>> START Material for this exercise

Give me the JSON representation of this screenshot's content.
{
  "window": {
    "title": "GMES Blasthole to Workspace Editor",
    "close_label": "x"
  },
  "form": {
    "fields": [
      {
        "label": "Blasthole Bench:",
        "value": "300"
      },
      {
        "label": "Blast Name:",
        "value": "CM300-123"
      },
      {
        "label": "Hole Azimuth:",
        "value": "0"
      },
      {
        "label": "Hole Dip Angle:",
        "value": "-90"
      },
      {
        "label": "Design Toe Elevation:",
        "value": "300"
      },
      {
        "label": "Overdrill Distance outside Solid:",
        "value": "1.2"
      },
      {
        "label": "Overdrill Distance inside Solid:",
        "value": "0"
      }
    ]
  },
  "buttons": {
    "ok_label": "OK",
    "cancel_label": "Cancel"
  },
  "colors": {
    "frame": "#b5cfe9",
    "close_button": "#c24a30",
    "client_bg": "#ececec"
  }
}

>> END Material for this exercise

Given request:
Repeat the data precisely, reproducing every entry.

Finished exercise:
Give me the JSON representation of this screenshot's content.
{
  "window": {
    "title": "GMES Blasthole to Workspace Editor",
    "close_label": "x"
  },
  "form": {
    "fields": [
      {
        "label": "Blasthole Bench:",
        "value": "300"
      },
      {
        "label": "Blast Name:",
        "value": "CM300-123"
      },
      {
        "label": "Hole Azimuth:",
        "value": "0"
      },
      {
        "label": "Hole Dip Angle:",
        "value": "-90"
      },
      {
        "label": "Design Toe Elevation:",
        "value": "300"
      },
      {
        "label": "Overdrill Distance outside Solid:",
        "value": "1.2"
      },
      {
        "label": "Overdrill Distance inside Solid:",
        "value": "0"
      }
    ]
  },
  "buttons": {
    "ok_label": "OK",
    "cancel_label": "Cancel"
  },
  "colors": {
    "frame": "#b5cfe9",
    "close_button": "#c24a30",
    "client_bg": "#ececec"
  }
}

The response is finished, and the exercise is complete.